■ Instructions to follow
Find every line with the string "screenshot" in it, count them, and reply with that count only.

■ Record extracts

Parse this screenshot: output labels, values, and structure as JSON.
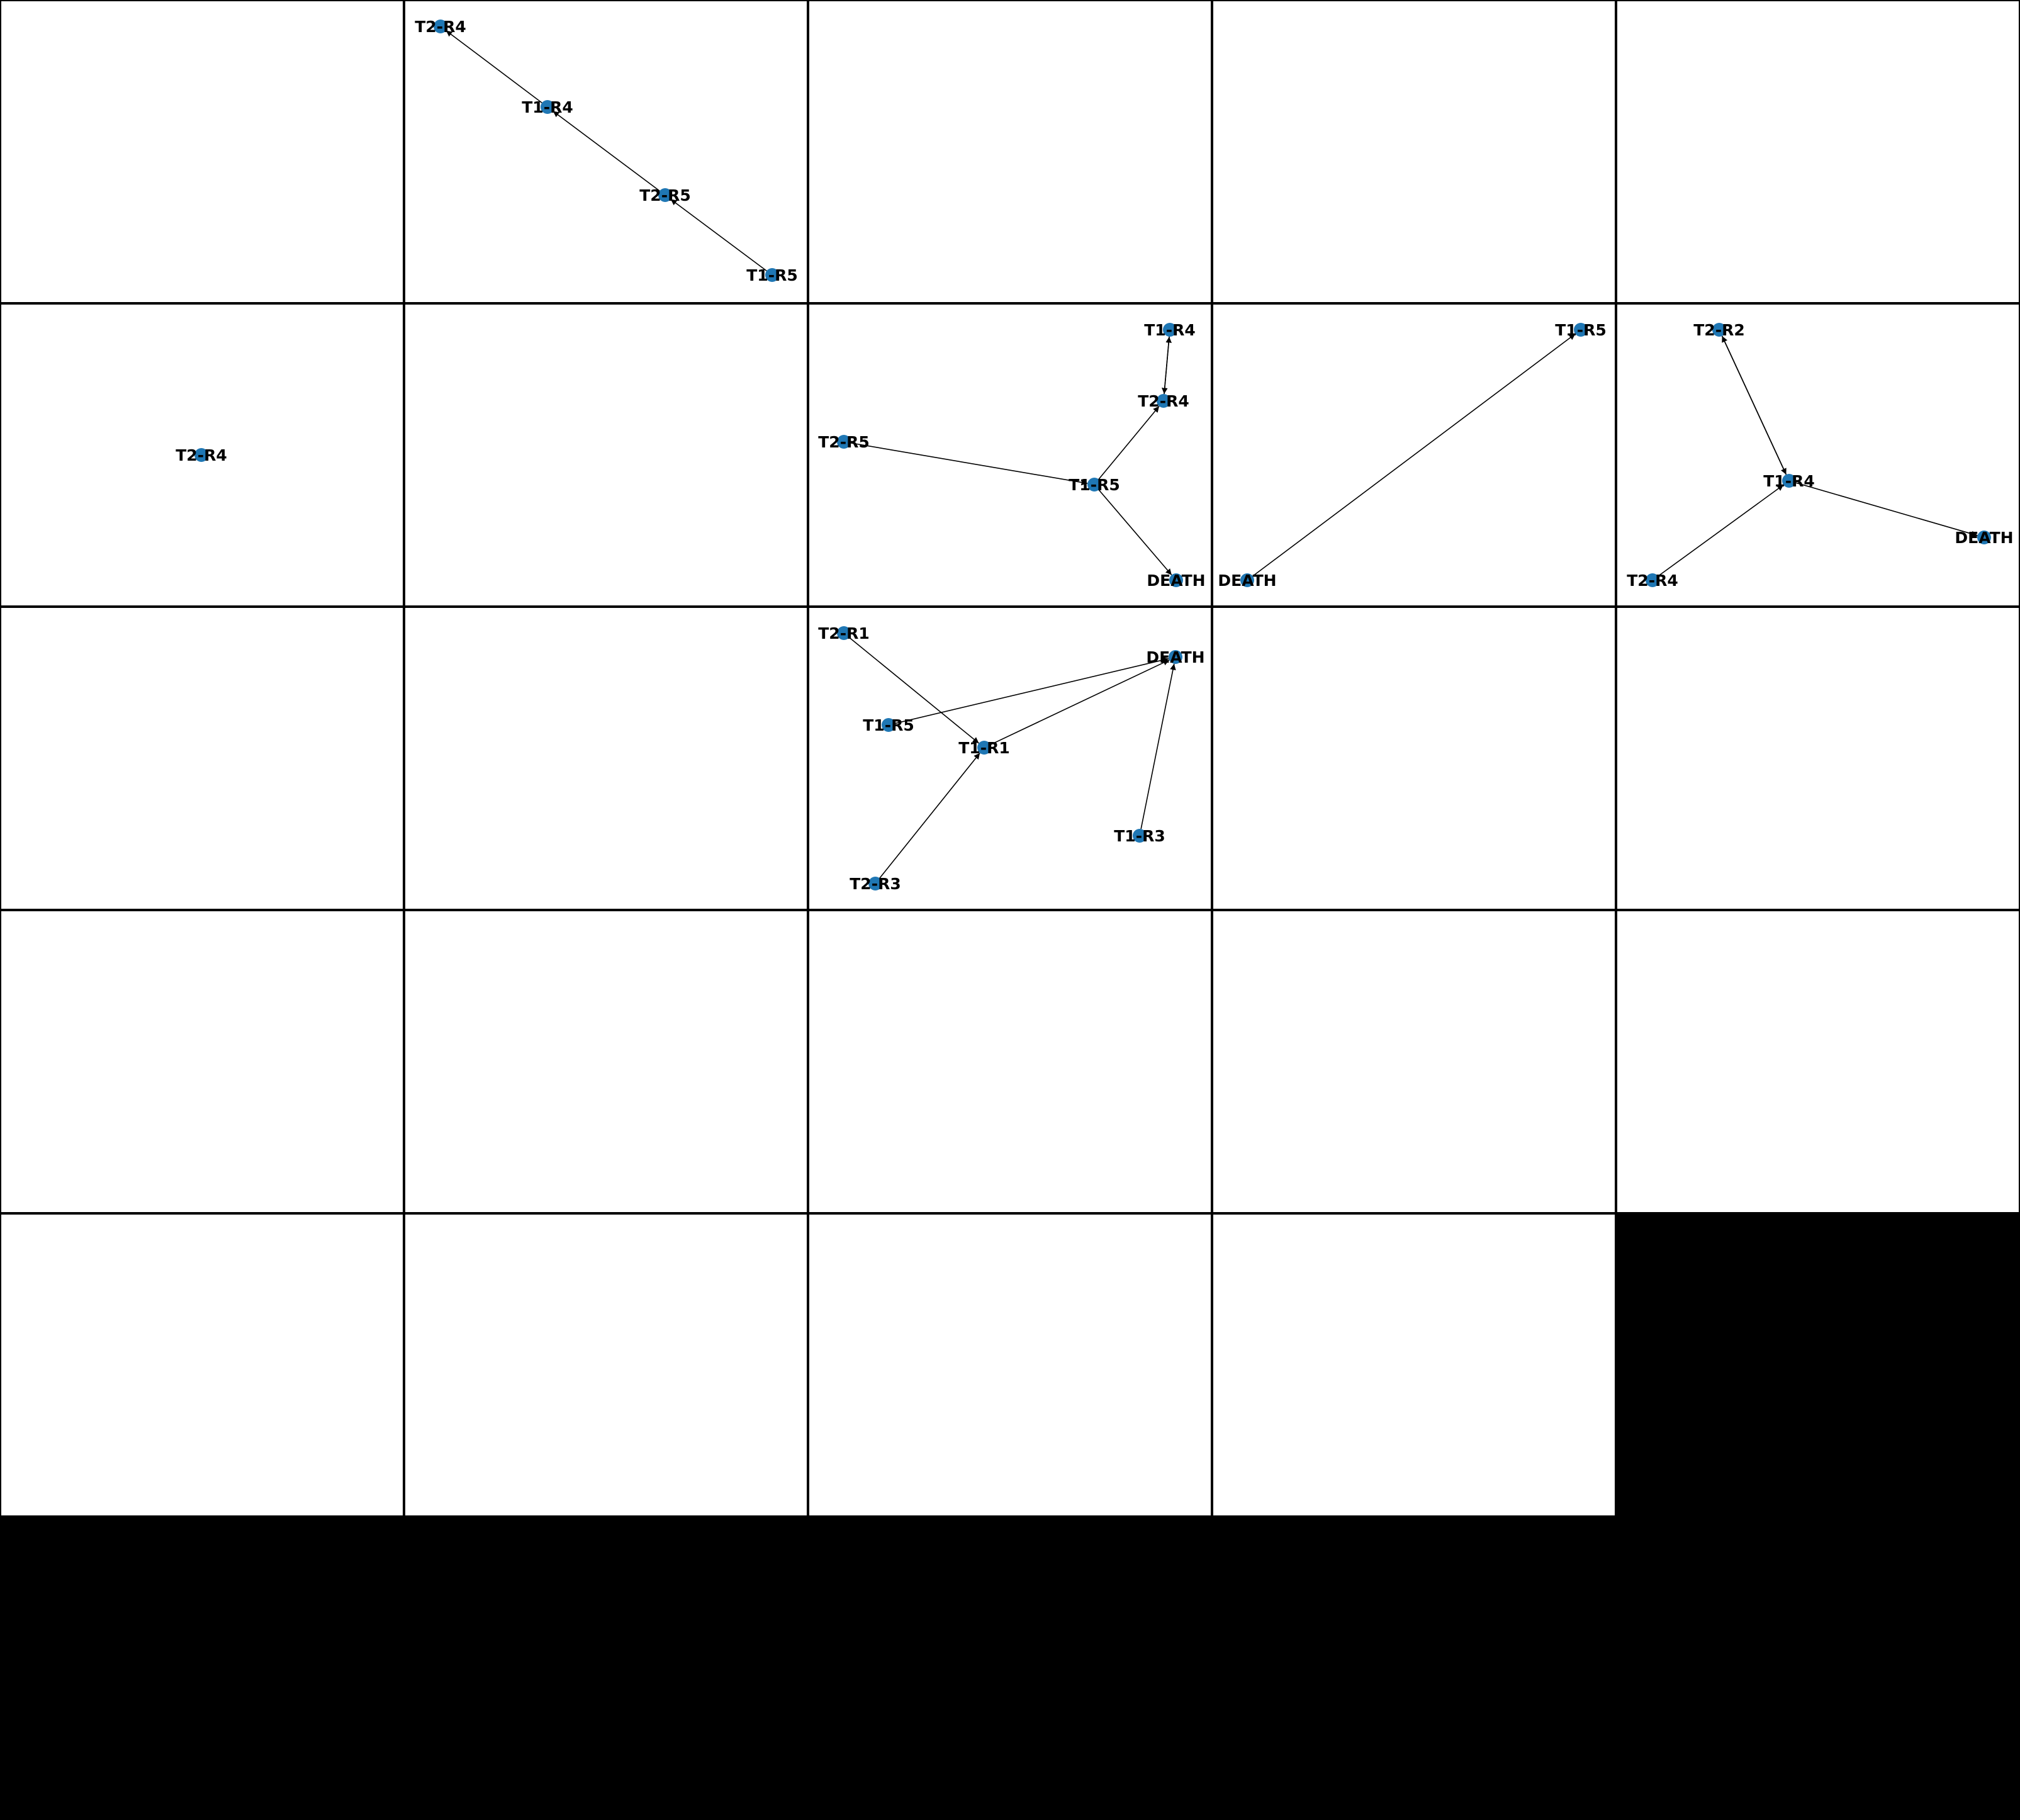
{
  "figure": {
    "rows": 5,
    "cols": 5,
    "background": "#000000",
    "panel_background": "#ffffff",
    "node_color": "#1f77b4",
    "edge_color": "#000000"
  },
  "panels": [
    {
      "row": 0,
      "col": 1,
      "nodes": [
        {
          "id": "T2-R4",
          "label": "T2-R4"
        },
        {
          "id": "T1-R4",
          "label": "T1-R4"
        },
        {
          "id": "T2-R5",
          "label": "T2-R5"
        },
        {
          "id": "T1-R5",
          "label": "T1-R5"
        }
      ],
      "edges": [
        {
          "from": "T1-R4",
          "to": "T2-R4"
        },
        {
          "from": "T2-R5",
          "to": "T1-R4"
        },
        {
          "from": "T1-R5",
          "to": "T2-R5"
        }
      ]
    },
    {
      "row": 1,
      "col": 0,
      "nodes": [
        {
          "id": "T2-R4",
          "label": "T2-R4"
        }
      ],
      "edges": []
    },
    {
      "row": 1,
      "col": 2,
      "nodes": [
        {
          "id": "T1-R4",
          "label": "T1-R4"
        },
        {
          "id": "T2-R4",
          "label": "T2-R4"
        },
        {
          "id": "T2-R5",
          "label": "T2-R5"
        },
        {
          "id": "T1-R5",
          "label": "T1-R5"
        },
        {
          "id": "DEATH",
          "label": "DEATH"
        }
      ],
      "edges": [
        {
          "from": "T2-R4",
          "to": "T1-R4"
        },
        {
          "from": "T1-R4",
          "to": "T2-R4"
        },
        {
          "from": "T1-R5",
          "to": "T2-R4"
        },
        {
          "from": "T2-R5",
          "to": "T1-R5"
        },
        {
          "from": "T1-R5",
          "to": "DEATH"
        }
      ]
    },
    {
      "row": 1,
      "col": 3,
      "nodes": [
        {
          "id": "T1-R5",
          "label": "T1-R5"
        },
        {
          "id": "DEATH",
          "label": "DEATH"
        }
      ],
      "edges": [
        {
          "from": "DEATH",
          "to": "T1-R5"
        }
      ]
    },
    {
      "row": 1,
      "col": 4,
      "nodes": [
        {
          "id": "T2-R2",
          "label": "T2-R2"
        },
        {
          "id": "T1-R4",
          "label": "T1-R4"
        },
        {
          "id": "DEATH",
          "label": "DEATH"
        },
        {
          "id": "T2-R4",
          "label": "T2-R4"
        }
      ],
      "edges": [
        {
          "from": "T1-R4",
          "to": "T2-R2"
        },
        {
          "from": "T2-R2",
          "to": "T1-R4"
        },
        {
          "from": "T2-R4",
          "to": "T1-R4"
        },
        {
          "from": "T1-R4",
          "to": "DEATH"
        }
      ]
    },
    {
      "row": 2,
      "col": 2,
      "nodes": [
        {
          "id": "T2-R1",
          "label": "T2-R1"
        },
        {
          "id": "DEATH",
          "label": "DEATH"
        },
        {
          "id": "T1-R5",
          "label": "T1-R5"
        },
        {
          "id": "T1-R1",
          "label": "T1-R1"
        },
        {
          "id": "T1-R3",
          "label": "T1-R3"
        },
        {
          "id": "T2-R3",
          "label": "T2-R3"
        }
      ],
      "edges": [
        {
          "from": "T2-R1",
          "to": "T1-R1"
        },
        {
          "from": "T1-R5",
          "to": "DEATH"
        },
        {
          "from": "T1-R1",
          "to": "DEATH"
        },
        {
          "from": "T1-R3",
          "to": "DEATH"
        },
        {
          "from": "T2-R3",
          "to": "T1-R1"
        }
      ]
    }
  ]
}
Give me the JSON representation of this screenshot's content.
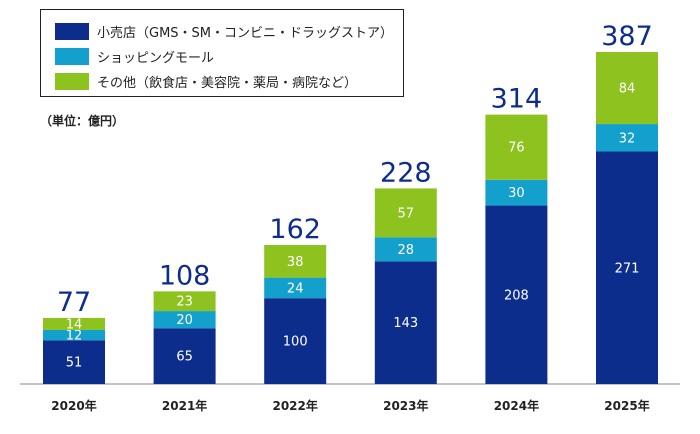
{
  "chart_data": {
    "type": "bar",
    "stacked": true,
    "categories": [
      "2020年",
      "2021年",
      "2022年",
      "2023年",
      "2024年",
      "2025年"
    ],
    "series": [
      {
        "name": "小売店（GMS・SM・コンビニ・ドラッグストア）",
        "color": "#0d2d8c",
        "values": [
          51,
          65,
          100,
          143,
          208,
          271
        ]
      },
      {
        "name": "ショッピングモール",
        "color": "#14a0cc",
        "values": [
          12,
          20,
          24,
          28,
          30,
          32
        ]
      },
      {
        "name": "その他（飲食店・美容院・薬局・病院など）",
        "color": "#8dc21f",
        "values": [
          14,
          23,
          38,
          57,
          76,
          84
        ]
      }
    ],
    "totals": [
      77,
      108,
      162,
      228,
      314,
      387
    ],
    "total_label_color": "#0d2d8c",
    "unit_label": "（単位：億円）",
    "legend_position": "top-left",
    "grid": false,
    "ylim": [
      0,
      387
    ]
  }
}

■ Output
2